--- start of Records for this task ---

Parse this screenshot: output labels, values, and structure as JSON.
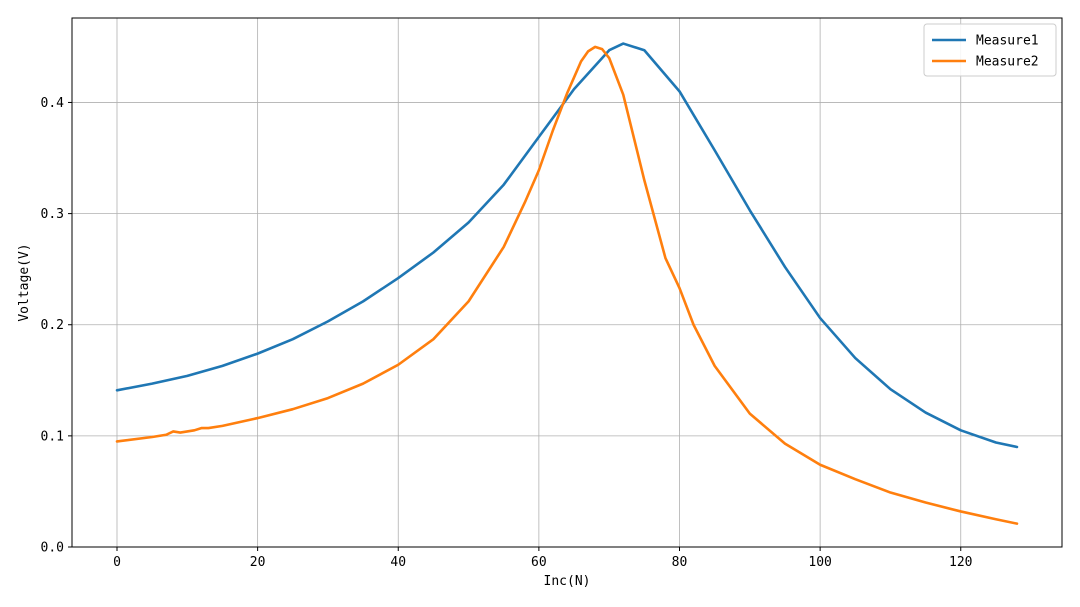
{
  "chart_data": {
    "type": "line",
    "xlabel": "Inc(N)",
    "ylabel": "Voltage(V)",
    "xlim": [
      -6.4,
      134.4
    ],
    "ylim": [
      0.0,
      0.476
    ],
    "grid": true,
    "legend_position": "top-right",
    "x_ticks": [
      0,
      20,
      40,
      60,
      80,
      100,
      120
    ],
    "x_tick_labels": [
      "0",
      "20",
      "40",
      "60",
      "80",
      "100",
      "120"
    ],
    "y_ticks": [
      0.0,
      0.1,
      0.2,
      0.3,
      0.4
    ],
    "y_tick_labels": [
      "0.0",
      "0.1",
      "0.2",
      "0.3",
      "0.4"
    ],
    "series": [
      {
        "name": "Measure1",
        "color": "#1f77b4",
        "points": [
          [
            0,
            0.141
          ],
          [
            5,
            0.147
          ],
          [
            10,
            0.154
          ],
          [
            15,
            0.163
          ],
          [
            20,
            0.174
          ],
          [
            25,
            0.187
          ],
          [
            30,
            0.203
          ],
          [
            35,
            0.221
          ],
          [
            40,
            0.242
          ],
          [
            45,
            0.265
          ],
          [
            50,
            0.292
          ],
          [
            55,
            0.326
          ],
          [
            60,
            0.369
          ],
          [
            65,
            0.412
          ],
          [
            70,
            0.447
          ],
          [
            72,
            0.453
          ],
          [
            75,
            0.447
          ],
          [
            80,
            0.41
          ],
          [
            85,
            0.357
          ],
          [
            90,
            0.303
          ],
          [
            95,
            0.252
          ],
          [
            100,
            0.206
          ],
          [
            105,
            0.17
          ],
          [
            110,
            0.142
          ],
          [
            115,
            0.121
          ],
          [
            120,
            0.105
          ],
          [
            125,
            0.094
          ],
          [
            128,
            0.09
          ]
        ]
      },
      {
        "name": "Measure2",
        "color": "#ff7f0e",
        "points": [
          [
            0,
            0.095
          ],
          [
            5,
            0.099
          ],
          [
            7,
            0.101
          ],
          [
            8,
            0.104
          ],
          [
            9,
            0.103
          ],
          [
            10,
            0.104
          ],
          [
            11,
            0.105
          ],
          [
            12,
            0.107
          ],
          [
            13,
            0.107
          ],
          [
            15,
            0.109
          ],
          [
            20,
            0.116
          ],
          [
            25,
            0.124
          ],
          [
            30,
            0.134
          ],
          [
            35,
            0.147
          ],
          [
            40,
            0.164
          ],
          [
            45,
            0.187
          ],
          [
            50,
            0.221
          ],
          [
            55,
            0.27
          ],
          [
            58,
            0.31
          ],
          [
            60,
            0.339
          ],
          [
            62,
            0.375
          ],
          [
            64,
            0.408
          ],
          [
            66,
            0.437
          ],
          [
            67,
            0.446
          ],
          [
            68,
            0.45
          ],
          [
            69,
            0.448
          ],
          [
            70,
            0.44
          ],
          [
            72,
            0.407
          ],
          [
            75,
            0.33
          ],
          [
            78,
            0.26
          ],
          [
            80,
            0.233
          ],
          [
            82,
            0.2
          ],
          [
            85,
            0.163
          ],
          [
            90,
            0.12
          ],
          [
            95,
            0.093
          ],
          [
            100,
            0.074
          ],
          [
            105,
            0.061
          ],
          [
            110,
            0.049
          ],
          [
            115,
            0.04
          ],
          [
            120,
            0.032
          ],
          [
            125,
            0.025
          ],
          [
            128,
            0.021
          ]
        ]
      }
    ]
  }
}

--- end of Records for this task ---

▸ **Written request**:
All of the material above should be reproduced exactly, except the pictures.

▸ **Exercise output**:
Parse this screenshot: output labels, values, and structure as JSON.
{
  "chart_data": {
    "type": "line",
    "xlabel": "Inc(N)",
    "ylabel": "Voltage(V)",
    "xlim": [
      -6.4,
      134.4
    ],
    "ylim": [
      0.0,
      0.476
    ],
    "grid": true,
    "legend_position": "top-right",
    "x_ticks": [
      0,
      20,
      40,
      60,
      80,
      100,
      120
    ],
    "x_tick_labels": [
      "0",
      "20",
      "40",
      "60",
      "80",
      "100",
      "120"
    ],
    "y_ticks": [
      0.0,
      0.1,
      0.2,
      0.3,
      0.4
    ],
    "y_tick_labels": [
      "0.0",
      "0.1",
      "0.2",
      "0.3",
      "0.4"
    ],
    "series": [
      {
        "name": "Measure1",
        "color": "#1f77b4",
        "points": [
          [
            0,
            0.141
          ],
          [
            5,
            0.147
          ],
          [
            10,
            0.154
          ],
          [
            15,
            0.163
          ],
          [
            20,
            0.174
          ],
          [
            25,
            0.187
          ],
          [
            30,
            0.203
          ],
          [
            35,
            0.221
          ],
          [
            40,
            0.242
          ],
          [
            45,
            0.265
          ],
          [
            50,
            0.292
          ],
          [
            55,
            0.326
          ],
          [
            60,
            0.369
          ],
          [
            65,
            0.412
          ],
          [
            70,
            0.447
          ],
          [
            72,
            0.453
          ],
          [
            75,
            0.447
          ],
          [
            80,
            0.41
          ],
          [
            85,
            0.357
          ],
          [
            90,
            0.303
          ],
          [
            95,
            0.252
          ],
          [
            100,
            0.206
          ],
          [
            105,
            0.17
          ],
          [
            110,
            0.142
          ],
          [
            115,
            0.121
          ],
          [
            120,
            0.105
          ],
          [
            125,
            0.094
          ],
          [
            128,
            0.09
          ]
        ]
      },
      {
        "name": "Measure2",
        "color": "#ff7f0e",
        "points": [
          [
            0,
            0.095
          ],
          [
            5,
            0.099
          ],
          [
            7,
            0.101
          ],
          [
            8,
            0.104
          ],
          [
            9,
            0.103
          ],
          [
            10,
            0.104
          ],
          [
            11,
            0.105
          ],
          [
            12,
            0.107
          ],
          [
            13,
            0.107
          ],
          [
            15,
            0.109
          ],
          [
            20,
            0.116
          ],
          [
            25,
            0.124
          ],
          [
            30,
            0.134
          ],
          [
            35,
            0.147
          ],
          [
            40,
            0.164
          ],
          [
            45,
            0.187
          ],
          [
            50,
            0.221
          ],
          [
            55,
            0.27
          ],
          [
            58,
            0.31
          ],
          [
            60,
            0.339
          ],
          [
            62,
            0.375
          ],
          [
            64,
            0.408
          ],
          [
            66,
            0.437
          ],
          [
            67,
            0.446
          ],
          [
            68,
            0.45
          ],
          [
            69,
            0.448
          ],
          [
            70,
            0.44
          ],
          [
            72,
            0.407
          ],
          [
            75,
            0.33
          ],
          [
            78,
            0.26
          ],
          [
            80,
            0.233
          ],
          [
            82,
            0.2
          ],
          [
            85,
            0.163
          ],
          [
            90,
            0.12
          ],
          [
            95,
            0.093
          ],
          [
            100,
            0.074
          ],
          [
            105,
            0.061
          ],
          [
            110,
            0.049
          ],
          [
            115,
            0.04
          ],
          [
            120,
            0.032
          ],
          [
            125,
            0.025
          ],
          [
            128,
            0.021
          ]
        ]
      }
    ]
  }
}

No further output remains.